_Given problem:_ Where a line in the listing contains the string "Virgen", copy that line out.

[Stored records]

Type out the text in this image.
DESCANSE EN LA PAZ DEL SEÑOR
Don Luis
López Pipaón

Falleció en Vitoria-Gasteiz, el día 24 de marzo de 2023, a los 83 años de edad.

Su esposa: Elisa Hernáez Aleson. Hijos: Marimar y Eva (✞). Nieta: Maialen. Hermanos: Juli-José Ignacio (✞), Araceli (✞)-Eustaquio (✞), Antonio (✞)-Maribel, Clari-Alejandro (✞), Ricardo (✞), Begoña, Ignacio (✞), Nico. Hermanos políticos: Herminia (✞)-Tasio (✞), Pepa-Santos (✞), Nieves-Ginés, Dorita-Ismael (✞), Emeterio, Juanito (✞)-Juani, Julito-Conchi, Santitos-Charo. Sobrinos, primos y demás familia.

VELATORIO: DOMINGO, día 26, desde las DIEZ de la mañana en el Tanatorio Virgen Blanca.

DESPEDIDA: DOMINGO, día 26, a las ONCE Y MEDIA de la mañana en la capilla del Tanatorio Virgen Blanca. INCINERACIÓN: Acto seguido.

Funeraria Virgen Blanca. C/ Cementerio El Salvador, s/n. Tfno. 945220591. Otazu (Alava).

_Written solution:_
VELATORIO: DOMINGO, día 26, desde las DIEZ de la mañana en el Tanatorio Virgen Blanca.
DESPEDIDA: DOMINGO, día 26, a las ONCE Y MEDIA de la mañana en la capilla del Tanatorio Virgen Blanca. INCINERACIÓN: Acto seguido.
Funeraria Virgen Blanca. C/ Cementerio El Salvador, s/n. Tfno. 945220591. Otazu (Alava).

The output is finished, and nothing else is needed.